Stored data

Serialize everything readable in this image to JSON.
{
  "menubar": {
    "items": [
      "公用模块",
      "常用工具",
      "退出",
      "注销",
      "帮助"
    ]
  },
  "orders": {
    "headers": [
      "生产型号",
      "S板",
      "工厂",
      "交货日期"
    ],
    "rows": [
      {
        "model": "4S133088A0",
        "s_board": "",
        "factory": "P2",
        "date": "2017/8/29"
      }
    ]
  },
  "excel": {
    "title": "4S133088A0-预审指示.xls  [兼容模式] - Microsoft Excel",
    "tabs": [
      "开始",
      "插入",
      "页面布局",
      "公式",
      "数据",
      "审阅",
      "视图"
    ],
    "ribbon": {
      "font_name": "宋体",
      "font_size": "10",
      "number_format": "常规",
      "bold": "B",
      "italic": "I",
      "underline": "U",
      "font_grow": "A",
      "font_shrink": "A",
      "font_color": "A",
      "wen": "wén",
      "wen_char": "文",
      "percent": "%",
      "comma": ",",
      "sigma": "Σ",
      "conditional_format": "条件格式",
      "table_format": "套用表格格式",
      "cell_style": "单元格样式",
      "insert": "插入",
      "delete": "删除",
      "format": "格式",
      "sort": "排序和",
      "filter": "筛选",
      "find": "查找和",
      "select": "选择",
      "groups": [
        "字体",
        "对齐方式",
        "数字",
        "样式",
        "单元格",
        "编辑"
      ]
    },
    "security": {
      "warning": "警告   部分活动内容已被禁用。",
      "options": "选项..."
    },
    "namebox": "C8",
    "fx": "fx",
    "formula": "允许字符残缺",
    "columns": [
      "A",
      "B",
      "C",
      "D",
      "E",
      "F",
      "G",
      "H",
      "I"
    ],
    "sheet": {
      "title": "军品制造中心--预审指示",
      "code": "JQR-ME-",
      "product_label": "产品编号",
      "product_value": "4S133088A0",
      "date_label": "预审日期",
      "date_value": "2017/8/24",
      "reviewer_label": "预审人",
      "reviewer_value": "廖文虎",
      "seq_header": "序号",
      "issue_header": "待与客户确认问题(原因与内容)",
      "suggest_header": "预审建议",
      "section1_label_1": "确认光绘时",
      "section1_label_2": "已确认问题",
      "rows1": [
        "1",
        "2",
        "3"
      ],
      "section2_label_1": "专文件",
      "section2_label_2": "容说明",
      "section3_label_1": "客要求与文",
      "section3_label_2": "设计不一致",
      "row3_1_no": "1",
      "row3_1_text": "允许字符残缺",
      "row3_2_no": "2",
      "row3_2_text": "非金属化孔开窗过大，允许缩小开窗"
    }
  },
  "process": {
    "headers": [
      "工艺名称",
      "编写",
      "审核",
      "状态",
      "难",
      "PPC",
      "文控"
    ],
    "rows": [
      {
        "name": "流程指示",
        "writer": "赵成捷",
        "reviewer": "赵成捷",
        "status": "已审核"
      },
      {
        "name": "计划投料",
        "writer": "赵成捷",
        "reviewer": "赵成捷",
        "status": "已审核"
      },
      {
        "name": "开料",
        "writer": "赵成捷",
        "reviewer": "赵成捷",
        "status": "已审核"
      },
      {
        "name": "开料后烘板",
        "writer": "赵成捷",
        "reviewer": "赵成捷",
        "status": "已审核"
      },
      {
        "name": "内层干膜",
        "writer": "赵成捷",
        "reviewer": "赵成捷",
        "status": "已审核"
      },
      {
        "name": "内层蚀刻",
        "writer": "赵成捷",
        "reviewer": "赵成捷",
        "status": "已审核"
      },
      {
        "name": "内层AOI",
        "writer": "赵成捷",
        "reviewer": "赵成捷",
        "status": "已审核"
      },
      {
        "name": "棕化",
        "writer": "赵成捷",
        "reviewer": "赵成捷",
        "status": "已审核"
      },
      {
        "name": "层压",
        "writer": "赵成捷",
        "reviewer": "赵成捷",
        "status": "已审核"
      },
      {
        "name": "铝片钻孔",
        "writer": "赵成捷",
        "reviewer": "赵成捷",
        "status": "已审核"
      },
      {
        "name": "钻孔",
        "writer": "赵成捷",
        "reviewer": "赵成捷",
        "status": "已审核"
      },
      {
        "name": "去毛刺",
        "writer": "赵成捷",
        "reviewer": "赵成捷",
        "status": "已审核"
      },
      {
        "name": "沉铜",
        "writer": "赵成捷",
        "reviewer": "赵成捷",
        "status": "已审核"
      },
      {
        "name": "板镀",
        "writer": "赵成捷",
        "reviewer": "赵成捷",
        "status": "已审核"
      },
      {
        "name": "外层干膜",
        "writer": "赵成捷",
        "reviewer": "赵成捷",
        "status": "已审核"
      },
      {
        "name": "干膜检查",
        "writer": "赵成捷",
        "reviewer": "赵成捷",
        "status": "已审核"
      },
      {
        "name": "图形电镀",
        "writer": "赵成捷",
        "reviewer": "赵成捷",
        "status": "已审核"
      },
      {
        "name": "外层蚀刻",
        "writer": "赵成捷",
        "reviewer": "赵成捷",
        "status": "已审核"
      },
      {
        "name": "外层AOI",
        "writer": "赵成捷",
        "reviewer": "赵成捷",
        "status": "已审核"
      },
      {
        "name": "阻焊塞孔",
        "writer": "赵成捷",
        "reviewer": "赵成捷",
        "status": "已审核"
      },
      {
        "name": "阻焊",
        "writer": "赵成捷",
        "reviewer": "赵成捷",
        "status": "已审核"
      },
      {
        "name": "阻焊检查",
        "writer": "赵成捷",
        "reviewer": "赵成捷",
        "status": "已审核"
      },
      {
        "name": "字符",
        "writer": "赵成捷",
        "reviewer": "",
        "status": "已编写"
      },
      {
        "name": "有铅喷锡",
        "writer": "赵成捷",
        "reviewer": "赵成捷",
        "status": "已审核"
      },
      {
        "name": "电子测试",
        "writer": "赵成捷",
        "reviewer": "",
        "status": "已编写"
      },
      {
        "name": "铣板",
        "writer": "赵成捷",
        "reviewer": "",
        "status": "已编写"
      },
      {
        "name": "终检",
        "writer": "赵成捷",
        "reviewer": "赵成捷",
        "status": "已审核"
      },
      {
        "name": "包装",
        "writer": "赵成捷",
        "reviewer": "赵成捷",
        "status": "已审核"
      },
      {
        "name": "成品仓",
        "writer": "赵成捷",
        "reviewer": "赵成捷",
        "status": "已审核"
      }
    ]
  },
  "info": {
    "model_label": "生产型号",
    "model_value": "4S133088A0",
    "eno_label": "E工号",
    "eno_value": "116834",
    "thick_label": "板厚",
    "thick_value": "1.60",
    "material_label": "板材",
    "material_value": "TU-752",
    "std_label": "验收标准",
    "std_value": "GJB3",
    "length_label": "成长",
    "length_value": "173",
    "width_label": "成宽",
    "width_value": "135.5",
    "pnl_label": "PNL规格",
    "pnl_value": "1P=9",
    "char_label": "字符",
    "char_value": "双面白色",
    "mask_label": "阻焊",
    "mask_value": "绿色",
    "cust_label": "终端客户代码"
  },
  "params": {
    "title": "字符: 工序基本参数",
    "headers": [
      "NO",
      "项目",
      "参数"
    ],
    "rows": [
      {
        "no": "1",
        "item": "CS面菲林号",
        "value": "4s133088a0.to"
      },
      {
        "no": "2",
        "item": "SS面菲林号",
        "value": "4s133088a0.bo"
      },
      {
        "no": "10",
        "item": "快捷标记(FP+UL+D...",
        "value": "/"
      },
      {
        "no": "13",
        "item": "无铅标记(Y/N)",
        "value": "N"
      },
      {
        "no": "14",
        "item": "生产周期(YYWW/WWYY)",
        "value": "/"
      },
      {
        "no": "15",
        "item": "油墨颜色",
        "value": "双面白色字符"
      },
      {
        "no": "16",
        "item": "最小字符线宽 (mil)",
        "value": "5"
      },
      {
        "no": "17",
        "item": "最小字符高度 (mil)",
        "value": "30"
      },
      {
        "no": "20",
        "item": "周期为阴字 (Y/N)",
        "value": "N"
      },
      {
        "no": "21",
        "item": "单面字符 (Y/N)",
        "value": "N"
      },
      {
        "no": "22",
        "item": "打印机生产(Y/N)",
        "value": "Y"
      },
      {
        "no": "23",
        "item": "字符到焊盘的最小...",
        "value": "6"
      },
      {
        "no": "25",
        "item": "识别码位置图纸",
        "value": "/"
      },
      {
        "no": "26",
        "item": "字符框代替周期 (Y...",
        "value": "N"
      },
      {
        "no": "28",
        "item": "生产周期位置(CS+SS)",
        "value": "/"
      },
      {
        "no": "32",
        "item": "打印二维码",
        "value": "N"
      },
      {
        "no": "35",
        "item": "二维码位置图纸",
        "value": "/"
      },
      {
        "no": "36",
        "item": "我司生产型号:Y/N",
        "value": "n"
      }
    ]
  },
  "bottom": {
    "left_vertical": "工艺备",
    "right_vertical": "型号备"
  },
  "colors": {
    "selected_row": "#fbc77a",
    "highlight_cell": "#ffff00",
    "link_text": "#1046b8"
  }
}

## Exercise details
Search the preceding listing for the word "title" and pull out every line that holds it.

## Written reply
    "title": "4S133088A0-预审指示.xls  [兼容模式] - Microsoft Excel",
      "title": "军品制造中心--预审指示",
    "title": "字符: 工序基本参数",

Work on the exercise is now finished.